#### WHAT IS NEEDED
Leave out the pictures and copy the remaining records exactly.

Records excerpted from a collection
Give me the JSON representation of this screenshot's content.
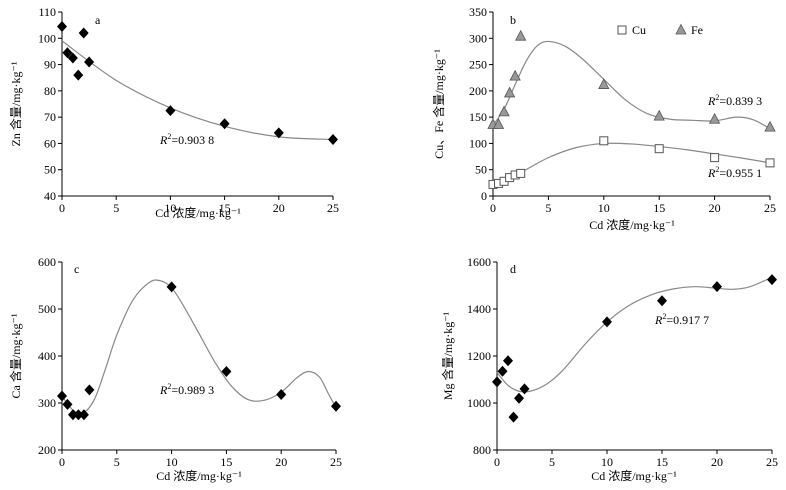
{
  "chart_data": [
    {
      "panel": "a",
      "type": "scatter",
      "xlabel": "Cd 浓度/mg·kg⁻¹",
      "ylabel": "Zn 含量/mg·kg⁻¹",
      "xlim": [
        0,
        25
      ],
      "ylim": [
        40,
        110
      ],
      "xticks": [
        "0",
        "5",
        "10",
        "15",
        "20",
        "25"
      ],
      "yticks": [
        "40",
        "50",
        "60",
        "70",
        "80",
        "90",
        "100",
        "110"
      ],
      "r2_label": "R²=0.903 8",
      "series": [
        {
          "marker": "diamond",
          "color": "#000000",
          "x": [
            0,
            0.5,
            1,
            1.5,
            2,
            2.5,
            10,
            15,
            20,
            25
          ],
          "y": [
            104.5,
            94.5,
            92.5,
            86,
            102,
            91,
            72.5,
            67.5,
            64,
            61.5
          ],
          "fit": [
            [
              0,
              99
            ],
            [
              5,
              84
            ],
            [
              10,
              73.5
            ],
            [
              15,
              66.5
            ],
            [
              20,
              62.5
            ],
            [
              25,
              61.5
            ]
          ]
        }
      ]
    },
    {
      "panel": "b",
      "type": "scatter",
      "xlabel": "Cd 浓度/mg·kg⁻¹",
      "ylabel": "Cu、Fe 含量/mg·kg⁻¹",
      "xlim": [
        0,
        25
      ],
      "ylim": [
        0,
        350
      ],
      "xticks": [
        "0",
        "5",
        "10",
        "15",
        "20",
        "25"
      ],
      "yticks": [
        "0",
        "50",
        "100",
        "150",
        "200",
        "250",
        "300",
        "350"
      ],
      "legend": {
        "position": "top-right",
        "entries": [
          "Cu",
          "Fe"
        ]
      },
      "series": [
        {
          "name": "Cu",
          "marker": "square-open",
          "color": "#000000",
          "x": [
            0,
            0.5,
            1,
            1.5,
            2,
            2.5,
            10,
            15,
            20,
            25
          ],
          "y": [
            22,
            24,
            28,
            35,
            40,
            43,
            105,
            90,
            73,
            63
          ],
          "r2_label": "R²=0.955 1",
          "fit": [
            [
              0,
              22
            ],
            [
              2.5,
              45
            ],
            [
              5,
              73
            ],
            [
              7.5,
              92
            ],
            [
              10,
              100
            ],
            [
              12.5,
              99
            ],
            [
              15,
              94
            ],
            [
              17.5,
              88
            ],
            [
              20,
              80
            ],
            [
              22.5,
              72
            ],
            [
              25,
              63
            ]
          ]
        },
        {
          "name": "Fe",
          "marker": "triangle",
          "color": "#999999",
          "x": [
            0,
            0.5,
            1,
            1.5,
            2,
            2.5,
            10,
            15,
            20,
            25
          ],
          "y": [
            136,
            136,
            160,
            196,
            228,
            304,
            212,
            152,
            146,
            131
          ],
          "r2_label": "R²=0.839 3",
          "fit": [
            [
              0,
              135
            ],
            [
              1,
              165
            ],
            [
              2,
              212
            ],
            [
              3,
              257
            ],
            [
              4,
              286
            ],
            [
              5,
              294
            ],
            [
              6.5,
              285
            ],
            [
              8,
              262
            ],
            [
              10,
              222
            ],
            [
              12,
              182
            ],
            [
              14,
              156
            ],
            [
              16,
              146
            ],
            [
              18,
              144
            ],
            [
              20,
              143
            ],
            [
              22,
              150
            ],
            [
              23.5,
              145
            ],
            [
              25,
              128
            ]
          ]
        }
      ]
    },
    {
      "panel": "c",
      "type": "scatter",
      "xlabel": "Cd 浓度/mg·kg⁻¹",
      "ylabel": "Ca 含量/mg·kg⁻¹",
      "xlim": [
        0,
        25
      ],
      "ylim": [
        200,
        600
      ],
      "xticks": [
        "0",
        "5",
        "10",
        "15",
        "20",
        "25"
      ],
      "yticks": [
        "200",
        "300",
        "400",
        "500",
        "600"
      ],
      "r2_label": "R²=0.989 3",
      "series": [
        {
          "marker": "diamond",
          "color": "#000000",
          "x": [
            0,
            0.5,
            1,
            1.5,
            2,
            2.5,
            10,
            15,
            20,
            25
          ],
          "y": [
            315,
            297,
            275,
            275,
            275,
            328,
            547,
            367,
            318,
            293
          ],
          "fit": [
            [
              0,
              315
            ],
            [
              1,
              285
            ],
            [
              2,
              280
            ],
            [
              3,
              310
            ],
            [
              4,
              375
            ],
            [
              5,
              445
            ],
            [
              6.5,
              520
            ],
            [
              8,
              557
            ],
            [
              9,
              560
            ],
            [
              10,
              545
            ],
            [
              11,
              510
            ],
            [
              12.5,
              448
            ],
            [
              14,
              385
            ],
            [
              15.5,
              335
            ],
            [
              17,
              307
            ],
            [
              18.5,
              306
            ],
            [
              20,
              323
            ],
            [
              21.5,
              355
            ],
            [
              22.5,
              367
            ],
            [
              23.5,
              355
            ],
            [
              24.3,
              320
            ],
            [
              25,
              290
            ]
          ]
        }
      ]
    },
    {
      "panel": "d",
      "type": "scatter",
      "xlabel": "Cd 浓度/mg·kg⁻¹",
      "ylabel": "Mg 含量/mg·kg⁻¹",
      "xlim": [
        0,
        25
      ],
      "ylim": [
        800,
        1600
      ],
      "xticks": [
        "0",
        "5",
        "10",
        "15",
        "20",
        "25"
      ],
      "yticks": [
        "800",
        "1000",
        "1200",
        "1400",
        "1600"
      ],
      "r2_label": "R²=0.917 7",
      "series": [
        {
          "marker": "diamond",
          "color": "#000000",
          "x": [
            0,
            0.5,
            1,
            1.5,
            2,
            2.5,
            10,
            15,
            20,
            25
          ],
          "y": [
            1090,
            1135,
            1180,
            940,
            1020,
            1060,
            1345,
            1435,
            1495,
            1525
          ],
          "fit": [
            [
              0,
              1130
            ],
            [
              1,
              1075
            ],
            [
              2,
              1050
            ],
            [
              3,
              1050
            ],
            [
              4.5,
              1080
            ],
            [
              6,
              1140
            ],
            [
              8,
              1250
            ],
            [
              10,
              1345
            ],
            [
              12,
              1415
            ],
            [
              14,
              1460
            ],
            [
              16,
              1485
            ],
            [
              18,
              1495
            ],
            [
              20,
              1488
            ],
            [
              21.5,
              1484
            ],
            [
              23,
              1495
            ],
            [
              25,
              1535
            ]
          ]
        }
      ]
    }
  ]
}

#### EXERCISE RESULT
Give me the JSON representation of this screenshot's content.
{
  "chart_data": [
    {
      "panel": "a",
      "type": "scatter",
      "xlabel": "Cd 浓度/mg·kg⁻¹",
      "ylabel": "Zn 含量/mg·kg⁻¹",
      "xlim": [
        0,
        25
      ],
      "ylim": [
        40,
        110
      ],
      "xticks": [
        "0",
        "5",
        "10",
        "15",
        "20",
        "25"
      ],
      "yticks": [
        "40",
        "50",
        "60",
        "70",
        "80",
        "90",
        "100",
        "110"
      ],
      "r2_label": "R²=0.903 8",
      "series": [
        {
          "marker": "diamond",
          "color": "#000000",
          "x": [
            0,
            0.5,
            1,
            1.5,
            2,
            2.5,
            10,
            15,
            20,
            25
          ],
          "y": [
            104.5,
            94.5,
            92.5,
            86,
            102,
            91,
            72.5,
            67.5,
            64,
            61.5
          ],
          "fit": [
            [
              0,
              99
            ],
            [
              5,
              84
            ],
            [
              10,
              73.5
            ],
            [
              15,
              66.5
            ],
            [
              20,
              62.5
            ],
            [
              25,
              61.5
            ]
          ]
        }
      ]
    },
    {
      "panel": "b",
      "type": "scatter",
      "xlabel": "Cd 浓度/mg·kg⁻¹",
      "ylabel": "Cu、Fe 含量/mg·kg⁻¹",
      "xlim": [
        0,
        25
      ],
      "ylim": [
        0,
        350
      ],
      "xticks": [
        "0",
        "5",
        "10",
        "15",
        "20",
        "25"
      ],
      "yticks": [
        "0",
        "50",
        "100",
        "150",
        "200",
        "250",
        "300",
        "350"
      ],
      "legend": {
        "position": "top-right",
        "entries": [
          "Cu",
          "Fe"
        ]
      },
      "series": [
        {
          "name": "Cu",
          "marker": "square-open",
          "color": "#000000",
          "x": [
            0,
            0.5,
            1,
            1.5,
            2,
            2.5,
            10,
            15,
            20,
            25
          ],
          "y": [
            22,
            24,
            28,
            35,
            40,
            43,
            105,
            90,
            73,
            63
          ],
          "r2_label": "R²=0.955 1",
          "fit": [
            [
              0,
              22
            ],
            [
              2.5,
              45
            ],
            [
              5,
              73
            ],
            [
              7.5,
              92
            ],
            [
              10,
              100
            ],
            [
              12.5,
              99
            ],
            [
              15,
              94
            ],
            [
              17.5,
              88
            ],
            [
              20,
              80
            ],
            [
              22.5,
              72
            ],
            [
              25,
              63
            ]
          ]
        },
        {
          "name": "Fe",
          "marker": "triangle",
          "color": "#999999",
          "x": [
            0,
            0.5,
            1,
            1.5,
            2,
            2.5,
            10,
            15,
            20,
            25
          ],
          "y": [
            136,
            136,
            160,
            196,
            228,
            304,
            212,
            152,
            146,
            131
          ],
          "r2_label": "R²=0.839 3",
          "fit": [
            [
              0,
              135
            ],
            [
              1,
              165
            ],
            [
              2,
              212
            ],
            [
              3,
              257
            ],
            [
              4,
              286
            ],
            [
              5,
              294
            ],
            [
              6.5,
              285
            ],
            [
              8,
              262
            ],
            [
              10,
              222
            ],
            [
              12,
              182
            ],
            [
              14,
              156
            ],
            [
              16,
              146
            ],
            [
              18,
              144
            ],
            [
              20,
              143
            ],
            [
              22,
              150
            ],
            [
              23.5,
              145
            ],
            [
              25,
              128
            ]
          ]
        }
      ]
    },
    {
      "panel": "c",
      "type": "scatter",
      "xlabel": "Cd 浓度/mg·kg⁻¹",
      "ylabel": "Ca 含量/mg·kg⁻¹",
      "xlim": [
        0,
        25
      ],
      "ylim": [
        200,
        600
      ],
      "xticks": [
        "0",
        "5",
        "10",
        "15",
        "20",
        "25"
      ],
      "yticks": [
        "200",
        "300",
        "400",
        "500",
        "600"
      ],
      "r2_label": "R²=0.989 3",
      "series": [
        {
          "marker": "diamond",
          "color": "#000000",
          "x": [
            0,
            0.5,
            1,
            1.5,
            2,
            2.5,
            10,
            15,
            20,
            25
          ],
          "y": [
            315,
            297,
            275,
            275,
            275,
            328,
            547,
            367,
            318,
            293
          ],
          "fit": [
            [
              0,
              315
            ],
            [
              1,
              285
            ],
            [
              2,
              280
            ],
            [
              3,
              310
            ],
            [
              4,
              375
            ],
            [
              5,
              445
            ],
            [
              6.5,
              520
            ],
            [
              8,
              557
            ],
            [
              9,
              560
            ],
            [
              10,
              545
            ],
            [
              11,
              510
            ],
            [
              12.5,
              448
            ],
            [
              14,
              385
            ],
            [
              15.5,
              335
            ],
            [
              17,
              307
            ],
            [
              18.5,
              306
            ],
            [
              20,
              323
            ],
            [
              21.5,
              355
            ],
            [
              22.5,
              367
            ],
            [
              23.5,
              355
            ],
            [
              24.3,
              320
            ],
            [
              25,
              290
            ]
          ]
        }
      ]
    },
    {
      "panel": "d",
      "type": "scatter",
      "xlabel": "Cd 浓度/mg·kg⁻¹",
      "ylabel": "Mg 含量/mg·kg⁻¹",
      "xlim": [
        0,
        25
      ],
      "ylim": [
        800,
        1600
      ],
      "xticks": [
        "0",
        "5",
        "10",
        "15",
        "20",
        "25"
      ],
      "yticks": [
        "800",
        "1000",
        "1200",
        "1400",
        "1600"
      ],
      "r2_label": "R²=0.917 7",
      "series": [
        {
          "marker": "diamond",
          "color": "#000000",
          "x": [
            0,
            0.5,
            1,
            1.5,
            2,
            2.5,
            10,
            15,
            20,
            25
          ],
          "y": [
            1090,
            1135,
            1180,
            940,
            1020,
            1060,
            1345,
            1435,
            1495,
            1525
          ],
          "fit": [
            [
              0,
              1130
            ],
            [
              1,
              1075
            ],
            [
              2,
              1050
            ],
            [
              3,
              1050
            ],
            [
              4.5,
              1080
            ],
            [
              6,
              1140
            ],
            [
              8,
              1250
            ],
            [
              10,
              1345
            ],
            [
              12,
              1415
            ],
            [
              14,
              1460
            ],
            [
              16,
              1485
            ],
            [
              18,
              1495
            ],
            [
              20,
              1488
            ],
            [
              21.5,
              1484
            ],
            [
              23,
              1495
            ],
            [
              25,
              1535
            ]
          ]
        }
      ]
    }
  ]
}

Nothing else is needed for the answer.